= To be done =
Select the lines that contain "screenshot" and copy each of them.

########

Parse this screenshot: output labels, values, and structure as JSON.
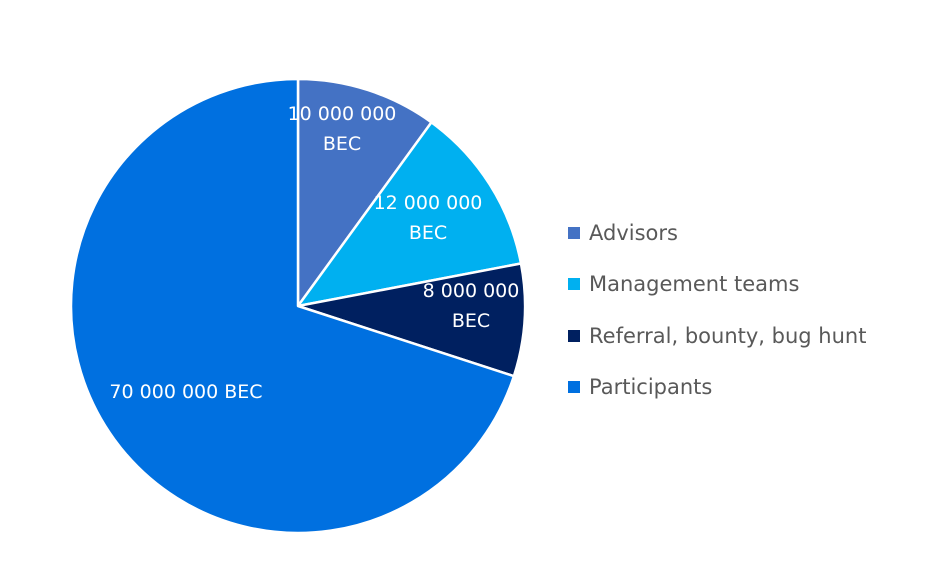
{
  "chart_data": {
    "type": "pie",
    "unit": "BEC",
    "start_angle_deg": 0,
    "direction": "clockwise",
    "slices": [
      {
        "name": "Advisors",
        "value": 10000000,
        "label_lines": [
          "10 000 000",
          "BEC"
        ],
        "color": "#4472c4"
      },
      {
        "name": "Management teams",
        "value": 12000000,
        "label_lines": [
          "12 000 000",
          "BEC"
        ],
        "color": "#00b0f0"
      },
      {
        "name": "Referral, bounty, bug hunt",
        "value": 8000000,
        "label_lines": [
          "8 000 000",
          "BEC"
        ],
        "color": "#002060"
      },
      {
        "name": "Participants",
        "value": 70000000,
        "label_lines": [
          "70 000 000 BEC"
        ],
        "color": "#0070e0"
      }
    ],
    "legend_position": "right"
  }
}
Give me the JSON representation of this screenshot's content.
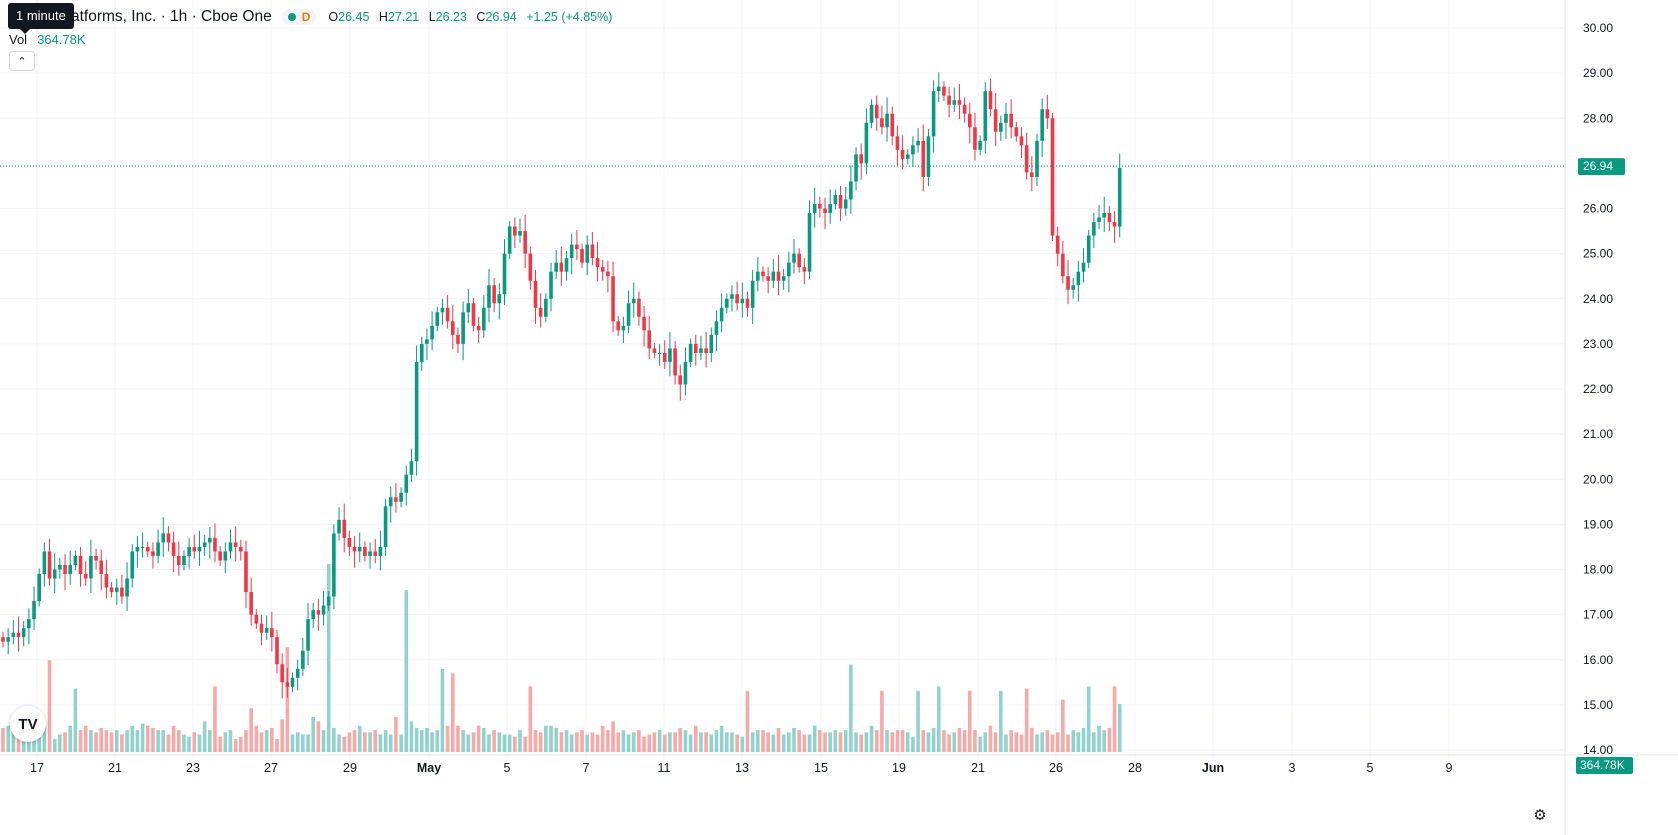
{
  "header": {
    "title_visible": "atforms, Inc. · 1h · Cboe One",
    "delayed_badge": "D",
    "tooltip": "1 minute",
    "ohlc": {
      "open_label": "O",
      "open": "26.45",
      "high_label": "H",
      "high": "27.21",
      "low_label": "L",
      "low": "26.23",
      "close_label": "C",
      "close": "26.94",
      "change": "+1.25 (+4.85%)"
    },
    "volume_label": "Vol",
    "volume_value": "364.78K",
    "logo_text": "TV"
  },
  "colors": {
    "up": "#089981",
    "down": "#f23645",
    "up_volume": "#92d2cc",
    "down_volume": "#f7a9a7",
    "grid": "#f0f3fa",
    "text": "#131722"
  },
  "icons": {
    "collapse": "chevron-up-icon",
    "settings": "gear-icon",
    "status": "market-status-dot-icon"
  },
  "chart_data": {
    "type": "candlestick",
    "interval": "1h",
    "ylim": [
      13.9,
      30.25
    ],
    "price_ticks": [
      "14.00",
      "15.00",
      "16.00",
      "17.00",
      "18.00",
      "19.00",
      "20.00",
      "21.00",
      "22.00",
      "23.00",
      "24.00",
      "25.00",
      "26.00",
      "27.00",
      "28.00",
      "29.00",
      "30.00"
    ],
    "x_ticks": [
      "17",
      "21",
      "23",
      "27",
      "29",
      "May",
      "5",
      "7",
      "11",
      "13",
      "15",
      "19",
      "21",
      "26",
      "28",
      "Jun",
      "3",
      "5",
      "9"
    ],
    "x_ticks_bold": [
      "May",
      "Jun"
    ],
    "last_price": 26.94,
    "last_price_label": "26.94",
    "last_volume_label": "364.78K",
    "grid": true,
    "closes": [
      16.4,
      16.5,
      16.6,
      16.5,
      16.7,
      16.9,
      17.3,
      17.9,
      18.4,
      17.8,
      18.0,
      18.1,
      17.9,
      18.1,
      18.3,
      17.9,
      17.8,
      18.3,
      18.2,
      17.9,
      17.6,
      17.5,
      17.6,
      17.4,
      17.8,
      18.4,
      18.5,
      18.5,
      18.4,
      18.3,
      18.6,
      18.8,
      18.6,
      18.3,
      18.1,
      18.3,
      18.5,
      18.4,
      18.5,
      18.6,
      18.7,
      18.4,
      18.2,
      18.4,
      18.6,
      18.5,
      18.4,
      17.5,
      17.0,
      16.8,
      16.6,
      16.7,
      16.5,
      15.9,
      15.5,
      15.4,
      15.6,
      15.8,
      16.2,
      16.9,
      17.1,
      17.0,
      17.2,
      17.4,
      18.8,
      19.1,
      18.7,
      18.5,
      18.4,
      18.5,
      18.3,
      18.4,
      18.3,
      18.5,
      19.4,
      19.6,
      19.5,
      19.7,
      20.1,
      20.4,
      22.6,
      23.0,
      23.1,
      23.4,
      23.7,
      23.8,
      23.5,
      23.2,
      23.0,
      23.7,
      23.9,
      23.4,
      23.3,
      23.8,
      24.3,
      23.9,
      24.1,
      25.0,
      25.6,
      25.4,
      25.5,
      25.0,
      24.4,
      23.8,
      23.6,
      24.0,
      24.6,
      24.8,
      24.6,
      24.9,
      25.2,
      25.1,
      24.8,
      25.2,
      24.9,
      24.7,
      24.6,
      24.5,
      23.5,
      23.3,
      23.4,
      23.9,
      24.0,
      23.6,
      23.3,
      22.9,
      22.8,
      22.8,
      22.6,
      22.9,
      22.3,
      22.1,
      22.6,
      23.0,
      22.8,
      22.9,
      22.8,
      23.2,
      23.5,
      23.8,
      24.0,
      24.1,
      23.9,
      24.0,
      23.8,
      24.4,
      24.6,
      24.5,
      24.4,
      24.6,
      24.4,
      24.5,
      24.8,
      25.0,
      24.7,
      24.6,
      25.9,
      26.1,
      26.0,
      25.9,
      26.1,
      26.3,
      26.0,
      26.2,
      26.6,
      27.2,
      27.0,
      27.9,
      28.3,
      28.0,
      27.8,
      28.1,
      27.6,
      27.3,
      27.1,
      27.2,
      27.4,
      27.5,
      26.7,
      27.6,
      28.6,
      28.7,
      28.5,
      28.3,
      28.4,
      28.3,
      28.1,
      27.8,
      27.3,
      27.5,
      28.6,
      28.2,
      27.7,
      27.9,
      28.1,
      27.8,
      27.6,
      27.4,
      26.8,
      26.7,
      27.5,
      28.2,
      28.0,
      25.4,
      25.0,
      24.5,
      24.2,
      24.3,
      24.6,
      24.8,
      25.4,
      25.7,
      25.8,
      25.9,
      25.7,
      25.6,
      26.9
    ],
    "volumes": [
      0.55,
      0.6,
      0.5,
      0.45,
      0.55,
      0.5,
      0.45,
      0.45,
      0.6,
      0.5,
      0.3,
      0.4,
      0.45,
      0.6,
      1.45,
      0.5,
      0.6,
      0.5,
      0.45,
      0.55,
      0.5,
      0.45,
      0.5,
      0.4,
      0.5,
      0.6,
      0.5,
      0.65,
      0.6,
      0.55,
      0.5,
      0.5,
      0.4,
      0.6,
      0.5,
      0.4,
      0.35,
      0.45,
      0.4,
      0.7,
      0.5,
      0.4,
      0.35,
      0.45,
      0.5,
      0.3,
      0.35,
      0.5,
      1.0,
      0.6,
      0.45,
      0.5,
      0.55,
      0.3,
      0.75,
      0.5,
      0.4,
      0.45,
      0.4,
      0.4,
      0.8,
      0.7,
      0.5,
      0.45,
      0.55,
      0.4,
      0.35,
      0.45,
      0.5,
      0.6,
      0.45,
      0.45,
      0.5,
      0.4,
      0.5,
      0.4,
      0.8,
      0.4,
      0.45,
      0.7,
      0.55,
      0.5,
      0.55,
      0.45,
      0.5,
      0.5,
      0.6,
      0.45,
      0.6,
      0.5,
      0.4,
      0.45,
      0.6,
      0.55,
      0.4,
      0.5,
      0.45,
      0.4,
      0.4,
      0.35,
      0.5,
      0.35,
      0.8,
      0.5,
      0.45,
      0.6,
      0.6,
      0.55,
      0.45,
      0.5,
      0.4,
      0.45,
      0.5,
      0.4,
      0.45,
      0.4,
      0.6,
      0.5,
      0.7,
      0.45,
      0.5,
      0.4,
      0.45,
      0.5,
      0.35,
      0.4,
      0.45,
      0.5,
      0.4,
      0.45,
      0.45,
      0.55,
      0.5,
      0.4,
      0.6,
      0.45,
      0.45,
      0.4,
      0.5,
      0.6,
      0.45,
      0.45,
      0.4,
      0.35,
      0.4,
      0.45,
      0.5,
      0.5,
      0.45,
      0.4,
      0.55,
      0.4,
      0.45,
      0.55,
      0.5,
      0.4,
      0.4,
      0.6,
      0.5,
      0.45,
      0.45,
      0.5,
      0.45,
      0.5,
      0.5,
      0.45,
      0.4,
      0.45,
      0.6,
      0.5,
      0.55,
      0.5,
      0.45,
      0.5,
      0.5,
      0.45,
      0.35,
      0.45,
      0.5,
      0.45,
      0.55,
      0.5,
      0.5,
      0.4,
      0.45,
      0.55,
      0.5,
      0.45,
      0.5,
      0.35,
      0.45,
      0.6,
      0.45,
      0.5,
      0.4,
      0.5,
      0.45,
      0.4,
      0.5,
      0.55,
      0.4,
      0.45,
      0.5,
      0.4,
      0.45,
      0.5,
      0.4,
      0.5,
      0.45,
      0.55,
      0.5,
      0.45,
      0.6,
      0.5,
      0.55,
      0.4,
      0.5,
      0.45,
      0.4,
      0.45,
      0.5,
      0.6
    ],
    "volume_spikes": [
      [
        9,
        2.1
      ],
      [
        41,
        1.5
      ],
      [
        55,
        2.4
      ],
      [
        63,
        4.3
      ],
      [
        78,
        3.7
      ],
      [
        85,
        1.9
      ],
      [
        87,
        1.8
      ],
      [
        102,
        1.5
      ],
      [
        144,
        1.4
      ],
      [
        164,
        2.0
      ],
      [
        170,
        1.4
      ],
      [
        177,
        1.4
      ],
      [
        181,
        1.5
      ],
      [
        187,
        1.4
      ],
      [
        193,
        1.4
      ],
      [
        198,
        1.45
      ],
      [
        205,
        1.2
      ],
      [
        210,
        1.5
      ],
      [
        215,
        1.5
      ],
      [
        216,
        1.1
      ]
    ],
    "volume_scale_max": 4.3
  }
}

########

= Full output =
Parse this screenshot: output labels, values, and structure as JSON.
Give me the JSON representation of this screenshot's content.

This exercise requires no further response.